WHAT YOU NEED TO DO - Read the lines below. Copy out any that hold the string "this".

Data excerpts:
- - - -
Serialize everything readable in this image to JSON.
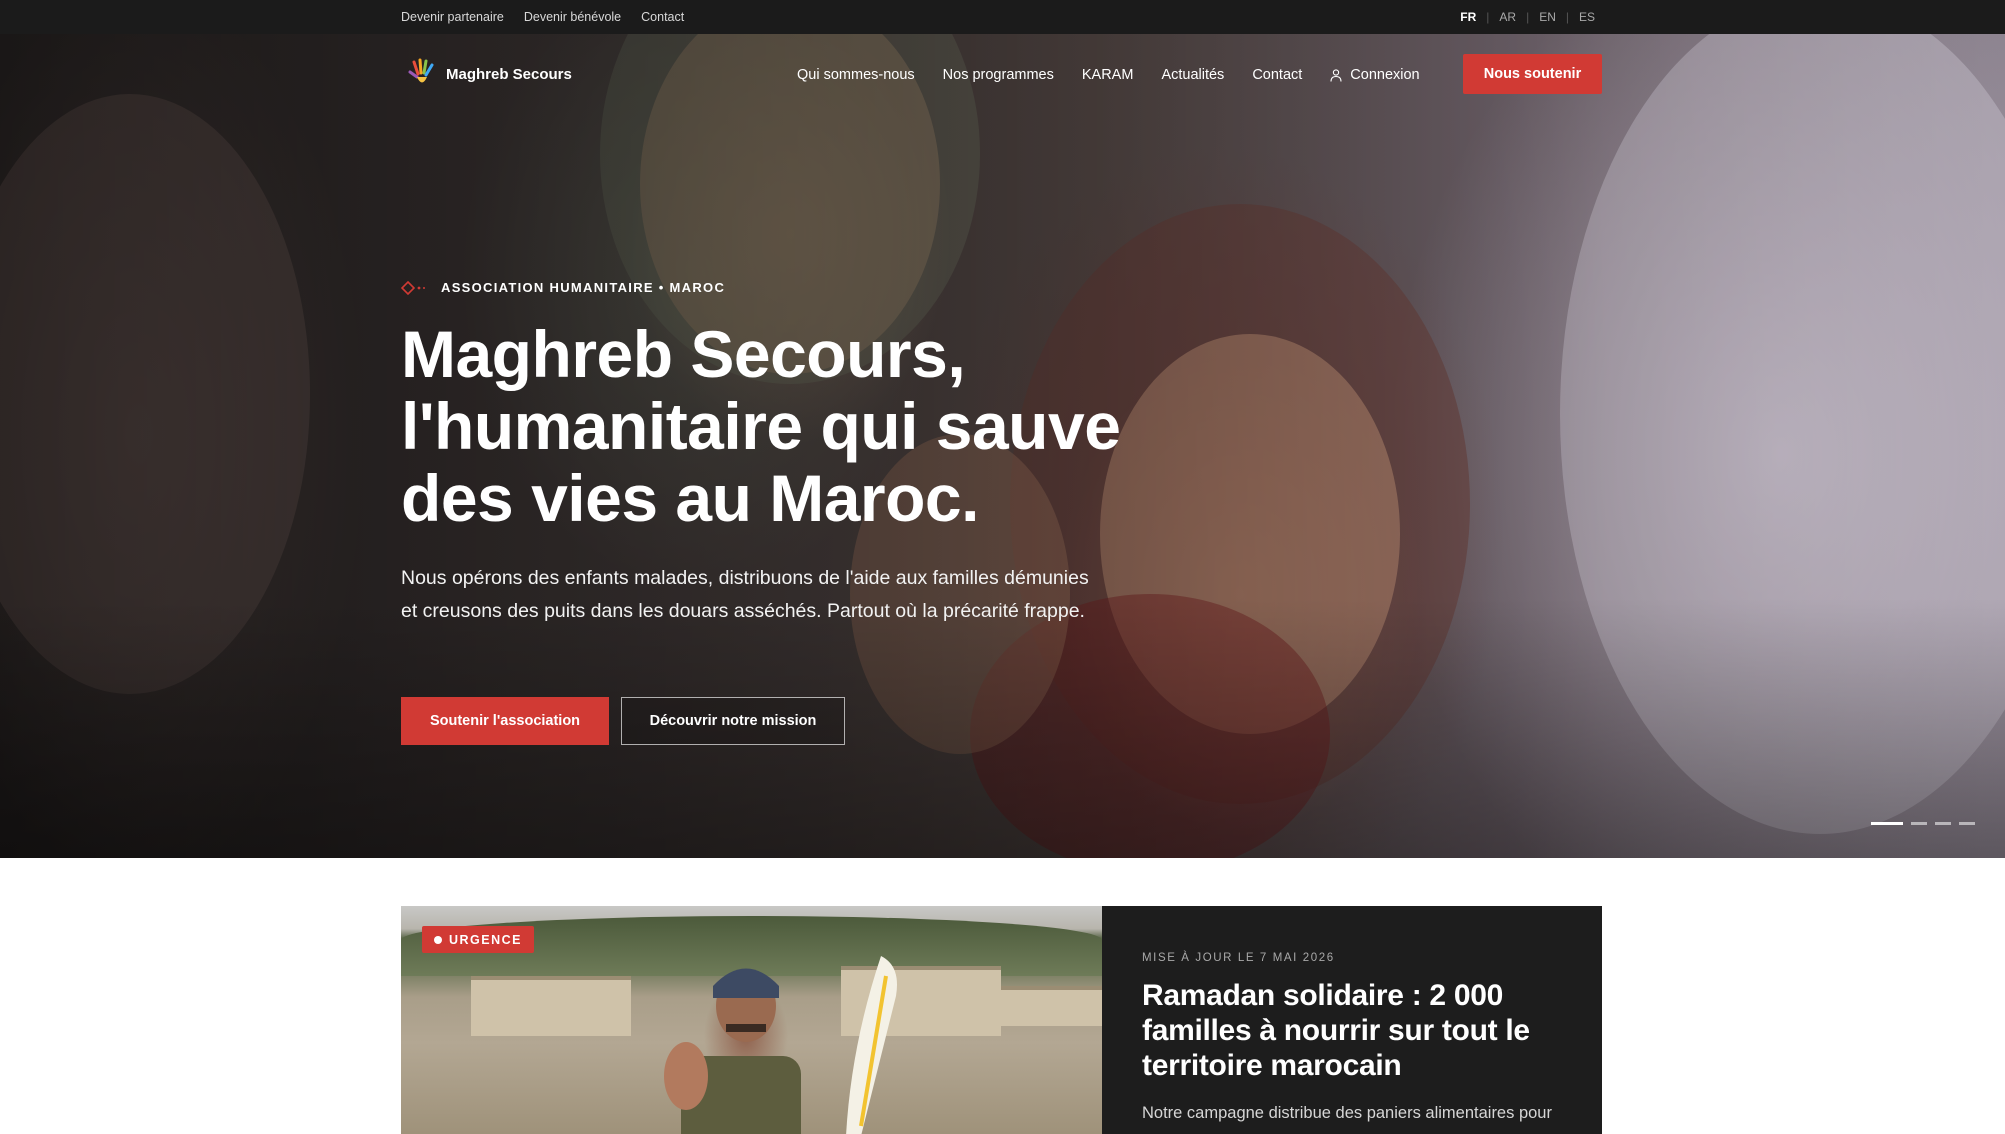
{
  "topbar": {
    "links": [
      "Devenir partenaire",
      "Devenir bénévole",
      "Contact"
    ],
    "languages": [
      "FR",
      "AR",
      "EN",
      "ES"
    ],
    "active_language": "FR"
  },
  "header": {
    "brand": "Maghreb Secours",
    "menu": [
      "Qui sommes-nous",
      "Nos programmes",
      "KARAM",
      "Actualités",
      "Contact"
    ],
    "login_label": "Connexion",
    "support_button": "Nous soutenir"
  },
  "hero": {
    "kicker": "ASSOCIATION HUMANITAIRE • MAROC",
    "title_lines": [
      "Maghreb Secours,",
      "l'humanitaire qui sauve",
      "des vies au Maroc."
    ],
    "lead": "Nous opérons des enfants malades, distribuons de l'aide aux familles démunies et creusons des puits dans les douars asséchés. Partout où la précarité frappe.",
    "primary_cta": "Soutenir l'association",
    "secondary_cta": "Découvrir notre mission",
    "slides_total": 4,
    "active_slide": 1
  },
  "featured": {
    "badge": "URGENCE",
    "meta": "MISE À JOUR LE 7 MAI 2026",
    "title": "Ramadan solidaire : 2 000 familles à nourrir sur tout le territoire marocain",
    "description": "Notre campagne distribue des paniers alimentaires pour"
  },
  "colors": {
    "accent": "#d13a34",
    "topbar_bg": "#1b1b1b",
    "card_bg": "#1d1d1d"
  },
  "icons": {
    "logo": "hand-logo-icon",
    "login": "user-icon",
    "kicker": "diamond-icon",
    "badge": "dot-icon"
  }
}
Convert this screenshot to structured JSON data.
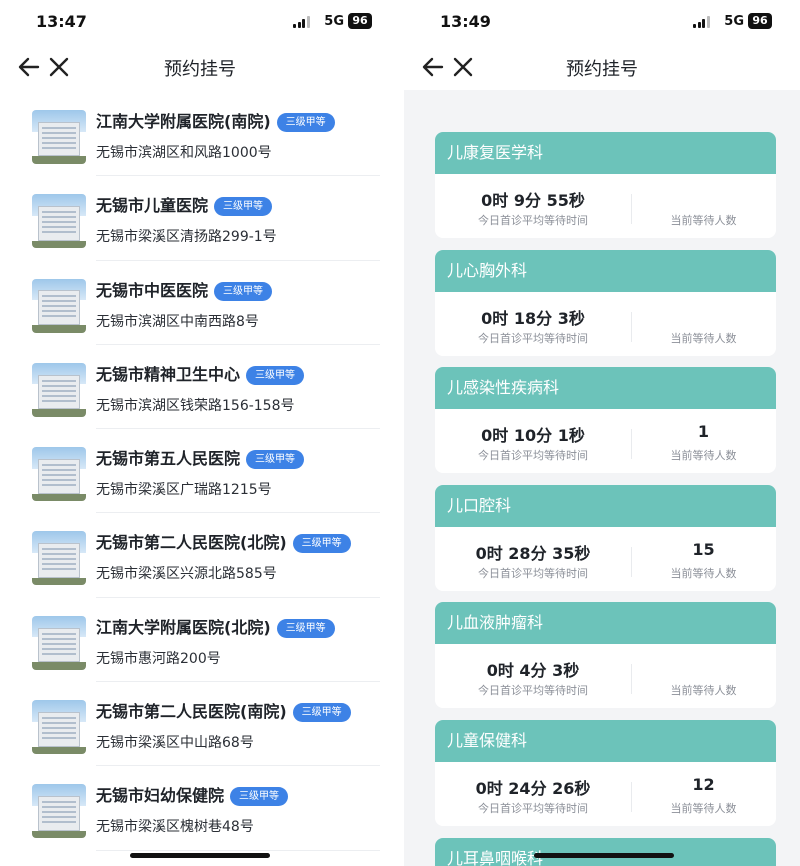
- - - -
TASK SOLUTION -
Serialize everything readable in this image to JSON.
Convert this screenshot to structured JSON data.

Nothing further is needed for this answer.